[The task]:
Skip every image and restate the data word for word.

[Data listing]:
--- --- ---
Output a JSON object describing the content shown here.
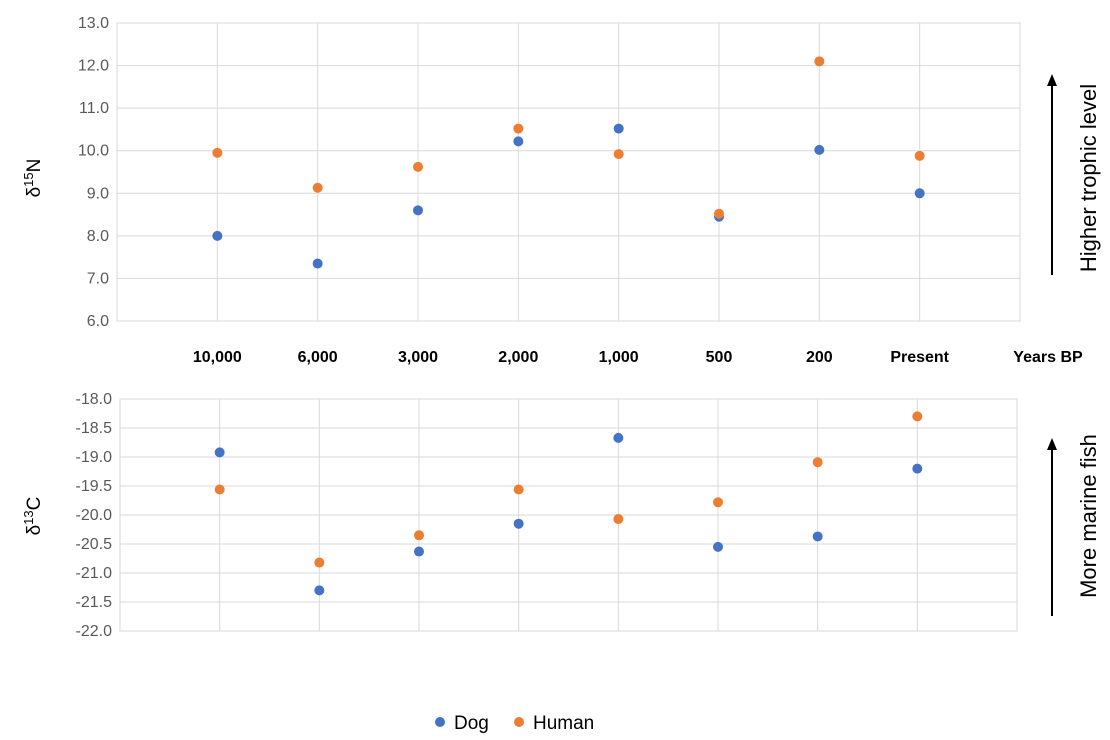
{
  "chart_data": [
    {
      "type": "scatter",
      "ylabel_base": "δ",
      "ylabel_sup": "15",
      "ylabel_tail": "N",
      "ylim": [
        6.0,
        13.0
      ],
      "yticks": [
        "13.0",
        "12.0",
        "11.0",
        "10.0",
        "9.0",
        "8.0",
        "7.0",
        "6.0"
      ],
      "categories": [
        "10,000",
        "6,000",
        "3,000",
        "2,000",
        "1,000",
        "500",
        "200",
        "Present"
      ],
      "x_unit_label": "Years BP",
      "arrow_label": "Higher trophic level",
      "grid": true,
      "series": [
        {
          "name": "Dog",
          "color": "#4472c4",
          "values": [
            8.0,
            7.35,
            8.6,
            10.22,
            10.52,
            8.45,
            10.02,
            9.0
          ]
        },
        {
          "name": "Human",
          "color": "#ed7d31",
          "values": [
            9.95,
            9.13,
            9.62,
            10.52,
            9.92,
            8.52,
            12.1,
            9.88
          ]
        }
      ]
    },
    {
      "type": "scatter",
      "ylabel_base": "δ",
      "ylabel_sup": "13",
      "ylabel_tail": "C",
      "ylim": [
        -22.0,
        -18.0
      ],
      "yticks": [
        "-18.0",
        "-18.5",
        "-19.0",
        "-19.5",
        "-20.0",
        "-20.5",
        "-21.0",
        "-21.5",
        "-22.0"
      ],
      "categories": [
        "10,000",
        "6,000",
        "3,000",
        "2,000",
        "1,000",
        "500",
        "200",
        "Present"
      ],
      "arrow_label": "More marine fish",
      "grid": true,
      "series": [
        {
          "name": "Dog",
          "color": "#4472c4",
          "values": [
            -18.92,
            -21.3,
            -20.63,
            -20.15,
            -18.67,
            -20.55,
            -20.37,
            -19.2
          ]
        },
        {
          "name": "Human",
          "color": "#ed7d31",
          "values": [
            -19.56,
            -20.82,
            -20.35,
            -19.56,
            -20.07,
            -19.78,
            -19.09,
            -18.3
          ]
        }
      ]
    }
  ],
  "legend": {
    "items": [
      {
        "label": "Dog",
        "color": "#4472c4"
      },
      {
        "label": "Human",
        "color": "#ed7d31"
      }
    ]
  }
}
--- --- ---
[Result of the task]:
Output a JSON object describing the content shown here.
{
  "chart_data": [
    {
      "type": "scatter",
      "ylabel_base": "δ",
      "ylabel_sup": "15",
      "ylabel_tail": "N",
      "ylim": [
        6.0,
        13.0
      ],
      "yticks": [
        "13.0",
        "12.0",
        "11.0",
        "10.0",
        "9.0",
        "8.0",
        "7.0",
        "6.0"
      ],
      "categories": [
        "10,000",
        "6,000",
        "3,000",
        "2,000",
        "1,000",
        "500",
        "200",
        "Present"
      ],
      "x_unit_label": "Years BP",
      "arrow_label": "Higher trophic level",
      "grid": true,
      "series": [
        {
          "name": "Dog",
          "color": "#4472c4",
          "values": [
            8.0,
            7.35,
            8.6,
            10.22,
            10.52,
            8.45,
            10.02,
            9.0
          ]
        },
        {
          "name": "Human",
          "color": "#ed7d31",
          "values": [
            9.95,
            9.13,
            9.62,
            10.52,
            9.92,
            8.52,
            12.1,
            9.88
          ]
        }
      ]
    },
    {
      "type": "scatter",
      "ylabel_base": "δ",
      "ylabel_sup": "13",
      "ylabel_tail": "C",
      "ylim": [
        -22.0,
        -18.0
      ],
      "yticks": [
        "-18.0",
        "-18.5",
        "-19.0",
        "-19.5",
        "-20.0",
        "-20.5",
        "-21.0",
        "-21.5",
        "-22.0"
      ],
      "categories": [
        "10,000",
        "6,000",
        "3,000",
        "2,000",
        "1,000",
        "500",
        "200",
        "Present"
      ],
      "arrow_label": "More marine fish",
      "grid": true,
      "series": [
        {
          "name": "Dog",
          "color": "#4472c4",
          "values": [
            -18.92,
            -21.3,
            -20.63,
            -20.15,
            -18.67,
            -20.55,
            -20.37,
            -19.2
          ]
        },
        {
          "name": "Human",
          "color": "#ed7d31",
          "values": [
            -19.56,
            -20.82,
            -20.35,
            -19.56,
            -20.07,
            -19.78,
            -19.09,
            -18.3
          ]
        }
      ]
    }
  ],
  "legend": {
    "items": [
      {
        "label": "Dog",
        "color": "#4472c4"
      },
      {
        "label": "Human",
        "color": "#ed7d31"
      }
    ]
  }
}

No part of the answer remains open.